--- Begin ---

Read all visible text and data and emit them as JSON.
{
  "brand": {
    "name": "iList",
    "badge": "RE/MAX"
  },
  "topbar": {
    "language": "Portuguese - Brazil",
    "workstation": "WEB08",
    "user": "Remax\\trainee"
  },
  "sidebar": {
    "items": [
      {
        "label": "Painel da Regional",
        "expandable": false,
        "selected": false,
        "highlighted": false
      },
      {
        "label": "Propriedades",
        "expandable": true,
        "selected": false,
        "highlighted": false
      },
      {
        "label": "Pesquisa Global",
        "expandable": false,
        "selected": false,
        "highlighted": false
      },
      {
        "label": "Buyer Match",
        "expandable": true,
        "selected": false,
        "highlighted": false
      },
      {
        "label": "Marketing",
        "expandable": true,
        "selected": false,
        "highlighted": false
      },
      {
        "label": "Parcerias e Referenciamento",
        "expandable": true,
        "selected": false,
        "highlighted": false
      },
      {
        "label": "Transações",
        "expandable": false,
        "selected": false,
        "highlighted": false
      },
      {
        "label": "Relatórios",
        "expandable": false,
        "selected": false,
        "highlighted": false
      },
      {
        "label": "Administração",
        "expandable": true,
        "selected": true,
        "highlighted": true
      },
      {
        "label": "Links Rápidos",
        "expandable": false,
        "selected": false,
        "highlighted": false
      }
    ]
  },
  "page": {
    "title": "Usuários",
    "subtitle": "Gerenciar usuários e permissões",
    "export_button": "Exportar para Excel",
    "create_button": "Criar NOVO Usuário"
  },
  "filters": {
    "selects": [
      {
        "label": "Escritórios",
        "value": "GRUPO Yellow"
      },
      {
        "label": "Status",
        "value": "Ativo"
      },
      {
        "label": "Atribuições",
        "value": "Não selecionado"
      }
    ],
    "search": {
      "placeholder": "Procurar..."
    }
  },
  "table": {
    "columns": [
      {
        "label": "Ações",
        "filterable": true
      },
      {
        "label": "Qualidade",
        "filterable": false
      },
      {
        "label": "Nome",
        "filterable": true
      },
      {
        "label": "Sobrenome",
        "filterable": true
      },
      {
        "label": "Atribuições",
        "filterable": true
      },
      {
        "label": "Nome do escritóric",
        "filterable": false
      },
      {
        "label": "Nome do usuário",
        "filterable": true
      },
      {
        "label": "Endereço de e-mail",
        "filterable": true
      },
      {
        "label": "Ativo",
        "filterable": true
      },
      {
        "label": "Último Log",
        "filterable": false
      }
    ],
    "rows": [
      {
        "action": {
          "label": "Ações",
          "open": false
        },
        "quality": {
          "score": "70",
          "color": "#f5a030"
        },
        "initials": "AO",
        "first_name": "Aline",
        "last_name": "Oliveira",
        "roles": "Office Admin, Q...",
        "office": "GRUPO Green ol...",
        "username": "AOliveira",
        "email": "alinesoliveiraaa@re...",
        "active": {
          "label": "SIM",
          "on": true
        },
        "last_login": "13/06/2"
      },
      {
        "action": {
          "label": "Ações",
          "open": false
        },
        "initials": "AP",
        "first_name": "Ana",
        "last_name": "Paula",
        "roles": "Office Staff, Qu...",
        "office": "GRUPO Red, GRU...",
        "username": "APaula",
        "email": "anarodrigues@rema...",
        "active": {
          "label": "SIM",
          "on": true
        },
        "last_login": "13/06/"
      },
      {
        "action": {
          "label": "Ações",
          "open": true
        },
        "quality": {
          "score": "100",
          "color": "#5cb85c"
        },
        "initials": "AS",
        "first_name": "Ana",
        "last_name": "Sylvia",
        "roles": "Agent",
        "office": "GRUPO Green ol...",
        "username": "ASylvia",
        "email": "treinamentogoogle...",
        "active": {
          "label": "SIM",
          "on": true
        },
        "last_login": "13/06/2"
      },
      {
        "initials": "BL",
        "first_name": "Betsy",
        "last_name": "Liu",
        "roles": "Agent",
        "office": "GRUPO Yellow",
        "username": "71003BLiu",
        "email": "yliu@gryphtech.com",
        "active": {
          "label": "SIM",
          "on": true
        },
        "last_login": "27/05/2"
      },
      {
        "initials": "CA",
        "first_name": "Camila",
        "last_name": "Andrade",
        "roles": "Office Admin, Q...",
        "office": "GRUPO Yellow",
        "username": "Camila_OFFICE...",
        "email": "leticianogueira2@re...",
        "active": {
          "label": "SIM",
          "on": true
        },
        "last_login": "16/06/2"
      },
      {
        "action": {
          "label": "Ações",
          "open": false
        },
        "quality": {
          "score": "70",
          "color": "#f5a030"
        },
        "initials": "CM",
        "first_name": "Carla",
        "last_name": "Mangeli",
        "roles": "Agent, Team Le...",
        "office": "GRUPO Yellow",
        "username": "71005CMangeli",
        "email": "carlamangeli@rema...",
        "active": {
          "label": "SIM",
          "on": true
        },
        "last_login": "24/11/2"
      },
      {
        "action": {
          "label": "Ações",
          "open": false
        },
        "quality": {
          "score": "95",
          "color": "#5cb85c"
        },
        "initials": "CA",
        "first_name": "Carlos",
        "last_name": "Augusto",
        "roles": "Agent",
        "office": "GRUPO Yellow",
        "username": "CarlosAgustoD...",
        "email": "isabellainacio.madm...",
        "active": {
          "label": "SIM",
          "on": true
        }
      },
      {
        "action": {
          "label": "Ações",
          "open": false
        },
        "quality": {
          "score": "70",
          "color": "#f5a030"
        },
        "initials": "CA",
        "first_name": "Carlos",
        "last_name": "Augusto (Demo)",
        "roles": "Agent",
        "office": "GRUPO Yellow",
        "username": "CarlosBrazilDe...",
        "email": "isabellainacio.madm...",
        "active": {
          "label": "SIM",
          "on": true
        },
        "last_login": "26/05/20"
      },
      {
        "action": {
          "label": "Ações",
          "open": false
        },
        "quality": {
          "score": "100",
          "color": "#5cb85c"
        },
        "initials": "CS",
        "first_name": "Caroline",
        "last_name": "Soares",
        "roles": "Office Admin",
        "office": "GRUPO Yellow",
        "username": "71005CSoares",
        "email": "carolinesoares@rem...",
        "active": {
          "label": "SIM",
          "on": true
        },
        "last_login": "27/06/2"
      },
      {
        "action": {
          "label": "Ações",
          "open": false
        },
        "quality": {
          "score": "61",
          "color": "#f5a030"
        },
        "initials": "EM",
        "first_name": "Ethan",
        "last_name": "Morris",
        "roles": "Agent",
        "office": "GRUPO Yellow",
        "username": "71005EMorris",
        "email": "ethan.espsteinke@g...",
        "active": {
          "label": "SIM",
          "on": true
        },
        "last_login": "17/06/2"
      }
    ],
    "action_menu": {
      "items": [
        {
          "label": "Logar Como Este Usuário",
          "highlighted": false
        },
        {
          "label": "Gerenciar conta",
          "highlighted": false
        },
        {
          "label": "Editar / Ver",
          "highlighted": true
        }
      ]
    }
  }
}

--- End ---

* Description of the task *
Every record above must be duplicated exactly.

* Answer in full *
Read all visible text and data and emit them as JSON.
{
  "brand": {
    "name": "iList",
    "badge": "RE/MAX"
  },
  "topbar": {
    "language": "Portuguese - Brazil",
    "workstation": "WEB08",
    "user": "Remax\\trainee"
  },
  "sidebar": {
    "items": [
      {
        "label": "Painel da Regional",
        "expandable": false,
        "selected": false,
        "highlighted": false
      },
      {
        "label": "Propriedades",
        "expandable": true,
        "selected": false,
        "highlighted": false
      },
      {
        "label": "Pesquisa Global",
        "expandable": false,
        "selected": false,
        "highlighted": false
      },
      {
        "label": "Buyer Match",
        "expandable": true,
        "selected": false,
        "highlighted": false
      },
      {
        "label": "Marketing",
        "expandable": true,
        "selected": false,
        "highlighted": false
      },
      {
        "label": "Parcerias e Referenciamento",
        "expandable": true,
        "selected": false,
        "highlighted": false
      },
      {
        "label": "Transações",
        "expandable": false,
        "selected": false,
        "highlighted": false
      },
      {
        "label": "Relatórios",
        "expandable": false,
        "selected": false,
        "highlighted": false
      },
      {
        "label": "Administração",
        "expandable": true,
        "selected": true,
        "highlighted": true
      },
      {
        "label": "Links Rápidos",
        "expandable": false,
        "selected": false,
        "highlighted": false
      }
    ]
  },
  "page": {
    "title": "Usuários",
    "subtitle": "Gerenciar usuários e permissões",
    "export_button": "Exportar para Excel",
    "create_button": "Criar NOVO Usuário"
  },
  "filters": {
    "selects": [
      {
        "label": "Escritórios",
        "value": "GRUPO Yellow"
      },
      {
        "label": "Status",
        "value": "Ativo"
      },
      {
        "label": "Atribuições",
        "value": "Não selecionado"
      }
    ],
    "search": {
      "placeholder": "Procurar..."
    }
  },
  "table": {
    "columns": [
      {
        "label": "Ações",
        "filterable": true
      },
      {
        "label": "Qualidade",
        "filterable": false
      },
      {
        "label": "Nome",
        "filterable": true
      },
      {
        "label": "Sobrenome",
        "filterable": true
      },
      {
        "label": "Atribuições",
        "filterable": true
      },
      {
        "label": "Nome do escritóric",
        "filterable": false
      },
      {
        "label": "Nome do usuário",
        "filterable": true
      },
      {
        "label": "Endereço de e-mail",
        "filterable": true
      },
      {
        "label": "Ativo",
        "filterable": true
      },
      {
        "label": "Último Log",
        "filterable": false
      }
    ],
    "rows": [
      {
        "action": {
          "label": "Ações",
          "open": false
        },
        "quality": {
          "score": "70",
          "color": "#f5a030"
        },
        "initials": "AO",
        "first_name": "Aline",
        "last_name": "Oliveira",
        "roles": "Office Admin, Q...",
        "office": "GRUPO Green ol...",
        "username": "AOliveira",
        "email": "alinesoliveiraaa@re...",
        "active": {
          "label": "SIM",
          "on": true
        },
        "last_login": "13/06/2"
      },
      {
        "action": {
          "label": "Ações",
          "open": false
        },
        "initials": "AP",
        "first_name": "Ana",
        "last_name": "Paula",
        "roles": "Office Staff, Qu...",
        "office": "GRUPO Red, GRU...",
        "username": "APaula",
        "email": "anarodrigues@rema...",
        "active": {
          "label": "SIM",
          "on": true
        },
        "last_login": "13/06/"
      },
      {
        "action": {
          "label": "Ações",
          "open": true
        },
        "quality": {
          "score": "100",
          "color": "#5cb85c"
        },
        "initials": "AS",
        "first_name": "Ana",
        "last_name": "Sylvia",
        "roles": "Agent",
        "office": "GRUPO Green ol...",
        "username": "ASylvia",
        "email": "treinamentogoogle...",
        "active": {
          "label": "SIM",
          "on": true
        },
        "last_login": "13/06/2"
      },
      {
        "initials": "BL",
        "first_name": "Betsy",
        "last_name": "Liu",
        "roles": "Agent",
        "office": "GRUPO Yellow",
        "username": "71003BLiu",
        "email": "yliu@gryphtech.com",
        "active": {
          "label": "SIM",
          "on": true
        },
        "last_login": "27/05/2"
      },
      {
        "initials": "CA",
        "first_name": "Camila",
        "last_name": "Andrade",
        "roles": "Office Admin, Q...",
        "office": "GRUPO Yellow",
        "username": "Camila_OFFICE...",
        "email": "leticianogueira2@re...",
        "active": {
          "label": "SIM",
          "on": true
        },
        "last_login": "16/06/2"
      },
      {
        "action": {
          "label": "Ações",
          "open": false
        },
        "quality": {
          "score": "70",
          "color": "#f5a030"
        },
        "initials": "CM",
        "first_name": "Carla",
        "last_name": "Mangeli",
        "roles": "Agent, Team Le...",
        "office": "GRUPO Yellow",
        "username": "71005CMangeli",
        "email": "carlamangeli@rema...",
        "active": {
          "label": "SIM",
          "on": true
        },
        "last_login": "24/11/2"
      },
      {
        "action": {
          "label": "Ações",
          "open": false
        },
        "quality": {
          "score": "95",
          "color": "#5cb85c"
        },
        "initials": "CA",
        "first_name": "Carlos",
        "last_name": "Augusto",
        "roles": "Agent",
        "office": "GRUPO Yellow",
        "username": "CarlosAgustoD...",
        "email": "isabellainacio.madm...",
        "active": {
          "label": "SIM",
          "on": true
        }
      },
      {
        "action": {
          "label": "Ações",
          "open": false
        },
        "quality": {
          "score": "70",
          "color": "#f5a030"
        },
        "initials": "CA",
        "first_name": "Carlos",
        "last_name": "Augusto (Demo)",
        "roles": "Agent",
        "office": "GRUPO Yellow",
        "username": "CarlosBrazilDe...",
        "email": "isabellainacio.madm...",
        "active": {
          "label": "SIM",
          "on": true
        },
        "last_login": "26/05/20"
      },
      {
        "action": {
          "label": "Ações",
          "open": false
        },
        "quality": {
          "score": "100",
          "color": "#5cb85c"
        },
        "initials": "CS",
        "first_name": "Caroline",
        "last_name": "Soares",
        "roles": "Office Admin",
        "office": "GRUPO Yellow",
        "username": "71005CSoares",
        "email": "carolinesoares@rem...",
        "active": {
          "label": "SIM",
          "on": true
        },
        "last_login": "27/06/2"
      },
      {
        "action": {
          "label": "Ações",
          "open": false
        },
        "quality": {
          "score": "61",
          "color": "#f5a030"
        },
        "initials": "EM",
        "first_name": "Ethan",
        "last_name": "Morris",
        "roles": "Agent",
        "office": "GRUPO Yellow",
        "username": "71005EMorris",
        "email": "ethan.espsteinke@g...",
        "active": {
          "label": "SIM",
          "on": true
        },
        "last_login": "17/06/2"
      }
    ],
    "action_menu": {
      "items": [
        {
          "label": "Logar Como Este Usuário",
          "highlighted": false
        },
        {
          "label": "Gerenciar conta",
          "highlighted": false
        },
        {
          "label": "Editar / Ver",
          "highlighted": true
        }
      ]
    }
  }
}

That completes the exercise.